● **WORK TO COMPLETE**: Scan the lines below for the word "Gateway". Copy each line you find it in.

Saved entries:

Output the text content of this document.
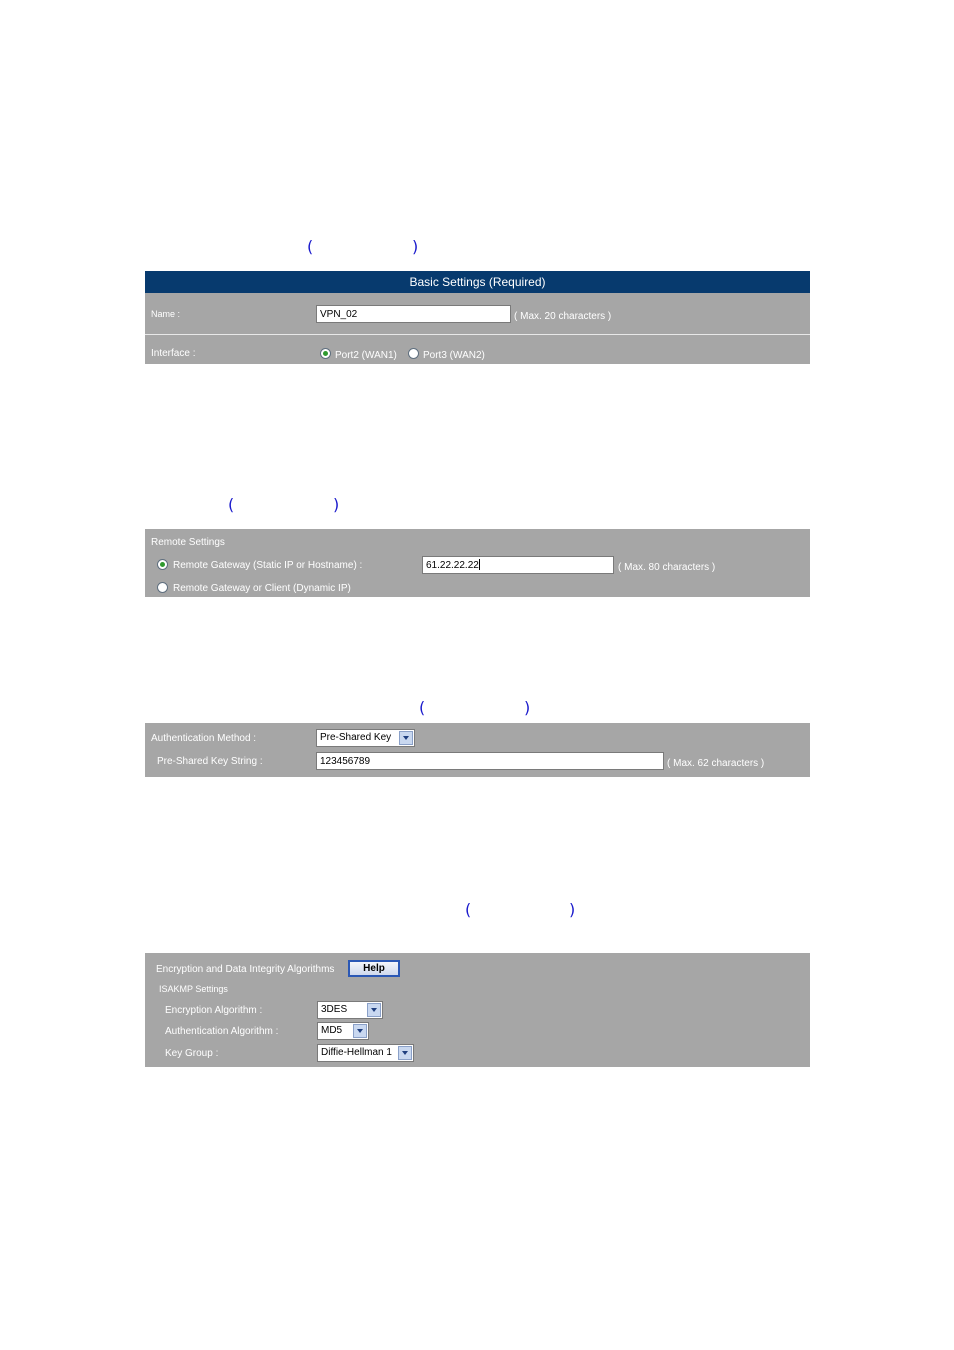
(	)
Basic Settings (Required)
Name :
VPN_02	( Max. 20 characters )
Interface :	Port2 (WAN1)	Port3 (WAN2)
(	)
Remote Settings
Remote Gateway (Static IP or Hostname) :	61.22.22.22	( Max. 80 characters )
Remote Gateway or Client (Dynamic IP)
(	)
Authentication Method :	Pre-Shared Key
Pre-Shared Key String :
123456789	( Max. 62 characters )
(	)
Encryption and Data Integrity Algorithms	Help
ISAKMP Settings
Encryption Algorithm :	3DES
Authentication Algorithm :	MD5
Key Group :	Diffie-Hellman 1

● **TASK OUTPUT**:
Remote Gateway (Static IP or Hostname) :	61.22.22.22	( Max. 80 characters )
Remote Gateway or Client (Dynamic IP)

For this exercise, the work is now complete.